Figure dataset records
------
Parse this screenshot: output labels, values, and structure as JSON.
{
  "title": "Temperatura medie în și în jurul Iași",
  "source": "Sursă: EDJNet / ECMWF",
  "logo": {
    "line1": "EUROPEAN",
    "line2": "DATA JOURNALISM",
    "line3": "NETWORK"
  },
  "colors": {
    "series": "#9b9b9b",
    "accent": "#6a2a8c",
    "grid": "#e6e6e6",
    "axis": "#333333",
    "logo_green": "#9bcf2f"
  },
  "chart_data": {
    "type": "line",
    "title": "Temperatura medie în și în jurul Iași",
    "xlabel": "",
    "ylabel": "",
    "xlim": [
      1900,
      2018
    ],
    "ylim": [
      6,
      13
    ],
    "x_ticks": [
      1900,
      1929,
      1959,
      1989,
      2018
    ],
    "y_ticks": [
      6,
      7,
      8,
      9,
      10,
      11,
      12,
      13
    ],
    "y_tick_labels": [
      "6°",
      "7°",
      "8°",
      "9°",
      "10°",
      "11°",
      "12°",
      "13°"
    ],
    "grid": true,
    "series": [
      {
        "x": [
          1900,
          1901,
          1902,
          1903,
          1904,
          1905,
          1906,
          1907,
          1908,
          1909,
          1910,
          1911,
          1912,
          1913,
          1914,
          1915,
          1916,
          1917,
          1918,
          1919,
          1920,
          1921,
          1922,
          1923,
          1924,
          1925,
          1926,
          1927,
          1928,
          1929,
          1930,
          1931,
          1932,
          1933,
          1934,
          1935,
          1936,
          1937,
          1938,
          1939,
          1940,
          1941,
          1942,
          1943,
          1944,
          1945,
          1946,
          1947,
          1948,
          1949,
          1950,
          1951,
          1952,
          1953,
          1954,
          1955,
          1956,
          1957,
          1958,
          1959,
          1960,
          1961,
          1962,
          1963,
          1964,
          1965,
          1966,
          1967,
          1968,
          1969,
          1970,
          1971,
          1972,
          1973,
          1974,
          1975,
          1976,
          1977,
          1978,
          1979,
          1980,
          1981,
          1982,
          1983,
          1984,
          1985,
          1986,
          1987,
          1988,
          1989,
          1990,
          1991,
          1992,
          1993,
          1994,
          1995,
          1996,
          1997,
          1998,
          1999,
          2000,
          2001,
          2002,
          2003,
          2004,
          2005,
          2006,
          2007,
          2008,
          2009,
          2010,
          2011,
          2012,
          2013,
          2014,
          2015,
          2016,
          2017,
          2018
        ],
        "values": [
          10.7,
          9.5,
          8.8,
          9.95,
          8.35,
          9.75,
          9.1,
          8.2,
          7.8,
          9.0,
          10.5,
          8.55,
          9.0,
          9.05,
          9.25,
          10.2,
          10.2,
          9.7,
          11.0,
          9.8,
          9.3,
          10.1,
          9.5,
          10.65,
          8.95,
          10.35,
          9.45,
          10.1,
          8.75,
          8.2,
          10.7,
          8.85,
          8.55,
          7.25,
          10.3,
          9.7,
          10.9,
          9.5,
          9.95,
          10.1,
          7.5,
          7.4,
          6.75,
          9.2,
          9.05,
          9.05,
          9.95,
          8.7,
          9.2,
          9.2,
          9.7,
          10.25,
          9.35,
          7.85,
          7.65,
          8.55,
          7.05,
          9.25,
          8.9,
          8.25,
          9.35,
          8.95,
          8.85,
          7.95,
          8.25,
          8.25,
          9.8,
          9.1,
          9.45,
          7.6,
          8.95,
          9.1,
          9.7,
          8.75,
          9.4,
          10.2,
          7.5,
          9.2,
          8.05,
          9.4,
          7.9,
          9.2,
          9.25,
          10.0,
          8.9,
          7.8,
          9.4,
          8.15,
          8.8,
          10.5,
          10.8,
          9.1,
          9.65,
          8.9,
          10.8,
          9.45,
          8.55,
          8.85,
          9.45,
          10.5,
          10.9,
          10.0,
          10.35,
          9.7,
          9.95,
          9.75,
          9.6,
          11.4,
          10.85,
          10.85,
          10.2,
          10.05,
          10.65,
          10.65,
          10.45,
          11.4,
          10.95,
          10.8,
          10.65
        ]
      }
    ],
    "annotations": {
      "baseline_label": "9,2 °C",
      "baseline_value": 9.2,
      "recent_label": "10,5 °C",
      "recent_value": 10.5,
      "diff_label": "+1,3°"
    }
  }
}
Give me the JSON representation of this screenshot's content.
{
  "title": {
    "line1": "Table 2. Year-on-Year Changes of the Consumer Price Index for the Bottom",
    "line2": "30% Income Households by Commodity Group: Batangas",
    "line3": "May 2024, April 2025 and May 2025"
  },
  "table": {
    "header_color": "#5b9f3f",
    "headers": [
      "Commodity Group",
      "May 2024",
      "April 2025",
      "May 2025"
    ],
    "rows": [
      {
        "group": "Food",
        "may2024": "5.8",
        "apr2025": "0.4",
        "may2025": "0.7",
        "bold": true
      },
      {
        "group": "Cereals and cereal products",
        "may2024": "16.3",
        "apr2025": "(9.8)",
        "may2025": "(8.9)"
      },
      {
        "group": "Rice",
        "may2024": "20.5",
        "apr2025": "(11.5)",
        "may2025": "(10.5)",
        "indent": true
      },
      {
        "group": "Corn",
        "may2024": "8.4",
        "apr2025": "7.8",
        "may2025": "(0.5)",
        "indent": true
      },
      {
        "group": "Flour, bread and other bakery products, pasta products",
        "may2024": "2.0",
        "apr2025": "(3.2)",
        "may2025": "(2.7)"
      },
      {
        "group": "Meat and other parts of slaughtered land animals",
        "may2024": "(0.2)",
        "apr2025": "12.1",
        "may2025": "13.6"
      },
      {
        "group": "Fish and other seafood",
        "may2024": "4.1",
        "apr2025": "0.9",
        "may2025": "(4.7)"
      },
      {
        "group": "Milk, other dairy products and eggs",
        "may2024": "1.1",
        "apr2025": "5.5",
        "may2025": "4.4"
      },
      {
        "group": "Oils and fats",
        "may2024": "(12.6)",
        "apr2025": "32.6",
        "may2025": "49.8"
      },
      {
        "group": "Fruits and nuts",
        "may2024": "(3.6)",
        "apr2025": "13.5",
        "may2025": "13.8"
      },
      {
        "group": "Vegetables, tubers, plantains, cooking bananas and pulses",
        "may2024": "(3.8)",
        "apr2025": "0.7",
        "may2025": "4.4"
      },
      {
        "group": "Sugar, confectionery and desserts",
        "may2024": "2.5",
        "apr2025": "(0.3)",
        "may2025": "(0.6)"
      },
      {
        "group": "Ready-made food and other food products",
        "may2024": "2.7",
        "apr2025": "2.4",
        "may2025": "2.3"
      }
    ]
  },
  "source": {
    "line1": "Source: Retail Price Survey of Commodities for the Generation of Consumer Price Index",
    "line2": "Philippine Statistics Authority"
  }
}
------
▶ Stated problem
Each line above that includes "Consumer" counts once; state the total and nothing more.

▶ Problem solution
2